Task:
Look through the data below and work out how many lines contain the string "with". Give the number alone.

┄┄┄┄┄┄

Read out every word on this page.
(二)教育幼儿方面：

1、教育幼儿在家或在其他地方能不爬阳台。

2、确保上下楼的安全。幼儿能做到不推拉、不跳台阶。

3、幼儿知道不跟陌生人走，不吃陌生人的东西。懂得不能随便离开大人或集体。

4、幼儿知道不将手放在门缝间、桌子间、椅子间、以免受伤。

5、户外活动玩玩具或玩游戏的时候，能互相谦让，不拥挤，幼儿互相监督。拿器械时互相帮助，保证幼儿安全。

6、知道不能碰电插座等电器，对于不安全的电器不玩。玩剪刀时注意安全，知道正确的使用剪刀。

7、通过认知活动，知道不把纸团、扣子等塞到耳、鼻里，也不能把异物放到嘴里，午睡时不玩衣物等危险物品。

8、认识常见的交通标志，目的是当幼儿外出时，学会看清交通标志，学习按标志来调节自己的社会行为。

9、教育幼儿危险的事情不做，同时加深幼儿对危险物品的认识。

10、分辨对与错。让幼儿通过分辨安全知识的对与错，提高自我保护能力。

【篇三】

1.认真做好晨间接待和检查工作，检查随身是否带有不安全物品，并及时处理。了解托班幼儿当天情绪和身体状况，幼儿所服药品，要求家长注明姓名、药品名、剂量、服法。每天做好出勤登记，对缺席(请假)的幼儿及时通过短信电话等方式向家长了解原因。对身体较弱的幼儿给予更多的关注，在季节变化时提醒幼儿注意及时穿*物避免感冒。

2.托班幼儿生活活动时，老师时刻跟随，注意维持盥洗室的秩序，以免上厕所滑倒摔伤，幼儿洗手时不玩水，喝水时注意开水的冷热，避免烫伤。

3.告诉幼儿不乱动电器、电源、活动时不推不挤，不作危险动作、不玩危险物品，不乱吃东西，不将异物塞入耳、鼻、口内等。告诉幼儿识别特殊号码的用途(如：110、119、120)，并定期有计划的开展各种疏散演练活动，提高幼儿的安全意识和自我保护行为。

┄┄┄┄┄┄

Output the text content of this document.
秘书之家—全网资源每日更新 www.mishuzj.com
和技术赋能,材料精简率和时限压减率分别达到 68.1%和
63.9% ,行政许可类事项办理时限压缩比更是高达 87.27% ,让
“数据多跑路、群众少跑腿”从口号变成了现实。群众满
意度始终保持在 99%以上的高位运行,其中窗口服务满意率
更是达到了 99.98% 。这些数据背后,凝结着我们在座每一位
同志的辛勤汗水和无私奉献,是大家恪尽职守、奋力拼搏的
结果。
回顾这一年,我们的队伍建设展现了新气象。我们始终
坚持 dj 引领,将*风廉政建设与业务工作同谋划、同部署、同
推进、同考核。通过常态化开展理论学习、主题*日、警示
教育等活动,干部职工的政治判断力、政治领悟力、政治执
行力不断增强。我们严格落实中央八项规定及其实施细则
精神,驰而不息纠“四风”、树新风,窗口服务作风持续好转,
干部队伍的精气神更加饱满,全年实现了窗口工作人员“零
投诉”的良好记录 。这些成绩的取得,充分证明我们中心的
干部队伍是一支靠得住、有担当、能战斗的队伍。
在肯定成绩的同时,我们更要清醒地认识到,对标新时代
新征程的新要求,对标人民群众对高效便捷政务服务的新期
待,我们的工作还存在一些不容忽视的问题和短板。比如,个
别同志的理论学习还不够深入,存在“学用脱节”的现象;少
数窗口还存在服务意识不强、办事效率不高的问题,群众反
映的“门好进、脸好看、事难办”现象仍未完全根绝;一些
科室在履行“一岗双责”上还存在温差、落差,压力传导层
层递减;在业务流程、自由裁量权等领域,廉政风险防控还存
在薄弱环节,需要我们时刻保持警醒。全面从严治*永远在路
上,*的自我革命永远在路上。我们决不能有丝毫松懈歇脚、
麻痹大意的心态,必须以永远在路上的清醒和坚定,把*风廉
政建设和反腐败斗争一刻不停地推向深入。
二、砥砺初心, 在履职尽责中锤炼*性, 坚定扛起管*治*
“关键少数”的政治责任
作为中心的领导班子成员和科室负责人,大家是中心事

┄┄┄┄┄┄

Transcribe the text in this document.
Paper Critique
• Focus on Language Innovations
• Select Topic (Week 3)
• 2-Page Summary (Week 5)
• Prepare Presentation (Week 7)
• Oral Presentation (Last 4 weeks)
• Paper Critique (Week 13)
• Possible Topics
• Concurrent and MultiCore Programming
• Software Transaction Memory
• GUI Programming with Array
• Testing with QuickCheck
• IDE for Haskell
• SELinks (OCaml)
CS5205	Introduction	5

┄┄┄┄┄┄

Exercise output:
2